- [DIRECTION]:
Render every entry exactly as it appears.

[begin DATASET RECORDS]

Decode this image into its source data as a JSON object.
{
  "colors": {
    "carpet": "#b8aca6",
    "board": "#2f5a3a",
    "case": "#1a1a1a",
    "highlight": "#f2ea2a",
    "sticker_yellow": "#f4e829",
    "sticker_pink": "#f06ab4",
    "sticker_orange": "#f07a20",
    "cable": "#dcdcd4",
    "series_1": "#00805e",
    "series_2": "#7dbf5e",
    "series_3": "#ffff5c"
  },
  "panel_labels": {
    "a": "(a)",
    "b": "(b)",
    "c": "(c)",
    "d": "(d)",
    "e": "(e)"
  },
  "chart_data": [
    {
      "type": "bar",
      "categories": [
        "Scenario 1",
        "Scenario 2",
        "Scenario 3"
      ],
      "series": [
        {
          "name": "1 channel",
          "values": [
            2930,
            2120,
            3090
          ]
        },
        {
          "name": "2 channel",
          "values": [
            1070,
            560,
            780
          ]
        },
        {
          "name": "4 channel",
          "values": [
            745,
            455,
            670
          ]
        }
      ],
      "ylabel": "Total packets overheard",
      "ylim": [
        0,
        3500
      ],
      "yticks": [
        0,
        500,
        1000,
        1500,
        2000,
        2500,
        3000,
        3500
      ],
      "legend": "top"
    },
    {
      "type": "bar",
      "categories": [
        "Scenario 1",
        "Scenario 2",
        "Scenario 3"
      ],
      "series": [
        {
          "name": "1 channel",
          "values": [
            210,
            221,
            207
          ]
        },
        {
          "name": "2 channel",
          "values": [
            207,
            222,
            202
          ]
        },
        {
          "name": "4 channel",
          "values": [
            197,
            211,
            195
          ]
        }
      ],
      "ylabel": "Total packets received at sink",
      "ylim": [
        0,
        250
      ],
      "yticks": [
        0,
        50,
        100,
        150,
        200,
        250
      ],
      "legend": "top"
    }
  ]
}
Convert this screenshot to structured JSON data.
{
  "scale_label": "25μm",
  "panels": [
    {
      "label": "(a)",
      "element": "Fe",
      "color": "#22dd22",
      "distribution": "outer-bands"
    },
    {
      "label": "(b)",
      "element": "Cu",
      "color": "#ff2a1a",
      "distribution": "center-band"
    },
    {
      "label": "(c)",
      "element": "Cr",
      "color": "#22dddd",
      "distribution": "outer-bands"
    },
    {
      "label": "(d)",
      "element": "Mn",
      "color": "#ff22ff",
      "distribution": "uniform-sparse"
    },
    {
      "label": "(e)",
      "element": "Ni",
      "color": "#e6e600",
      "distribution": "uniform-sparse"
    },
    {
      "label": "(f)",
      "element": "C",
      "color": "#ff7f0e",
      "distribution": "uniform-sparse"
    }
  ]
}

[end DATASET RECORDS]

- [EXERCISE RESPONSE]:
Decode this image into its source data as a JSON object.
{
  "colors": {
    "carpet": "#b8aca6",
    "board": "#2f5a3a",
    "case": "#1a1a1a",
    "highlight": "#f2ea2a",
    "sticker_yellow": "#f4e829",
    "sticker_pink": "#f06ab4",
    "sticker_orange": "#f07a20",
    "cable": "#dcdcd4",
    "series_1": "#00805e",
    "series_2": "#7dbf5e",
    "series_3": "#ffff5c"
  },
  "panel_labels": {
    "a": "(a)",
    "b": "(b)",
    "c": "(c)",
    "d": "(d)",
    "e": "(e)"
  },
  "chart_data": [
    {
      "type": "bar",
      "categories": [
        "Scenario 1",
        "Scenario 2",
        "Scenario 3"
      ],
      "series": [
        {
          "name": "1 channel",
          "values": [
            2930,
            2120,
            3090
          ]
        },
        {
          "name": "2 channel",
          "values": [
            1070,
            560,
            780
          ]
        },
        {
          "name": "4 channel",
          "values": [
            745,
            455,
            670
          ]
        }
      ],
      "ylabel": "Total packets overheard",
      "ylim": [
        0,
        3500
      ],
      "yticks": [
        0,
        500,
        1000,
        1500,
        2000,
        2500,
        3000,
        3500
      ],
      "legend": "top"
    },
    {
      "type": "bar",
      "categories": [
        "Scenario 1",
        "Scenario 2",
        "Scenario 3"
      ],
      "series": [
        {
          "name": "1 channel",
          "values": [
            210,
            221,
            207
          ]
        },
        {
          "name": "2 channel",
          "values": [
            207,
            222,
            202
          ]
        },
        {
          "name": "4 channel",
          "values": [
            197,
            211,
            195
          ]
        }
      ],
      "ylabel": "Total packets received at sink",
      "ylim": [
        0,
        250
      ],
      "yticks": [
        0,
        50,
        100,
        150,
        200,
        250
      ],
      "legend": "top"
    }
  ]
}
Convert this screenshot to structured JSON data.
{
  "scale_label": "25μm",
  "panels": [
    {
      "label": "(a)",
      "element": "Fe",
      "color": "#22dd22",
      "distribution": "outer-bands"
    },
    {
      "label": "(b)",
      "element": "Cu",
      "color": "#ff2a1a",
      "distribution": "center-band"
    },
    {
      "label": "(c)",
      "element": "Cr",
      "color": "#22dddd",
      "distribution": "outer-bands"
    },
    {
      "label": "(d)",
      "element": "Mn",
      "color": "#ff22ff",
      "distribution": "uniform-sparse"
    },
    {
      "label": "(e)",
      "element": "Ni",
      "color": "#e6e600",
      "distribution": "uniform-sparse"
    },
    {
      "label": "(f)",
      "element": "C",
      "color": "#ff7f0e",
      "distribution": "uniform-sparse"
    }
  ]
}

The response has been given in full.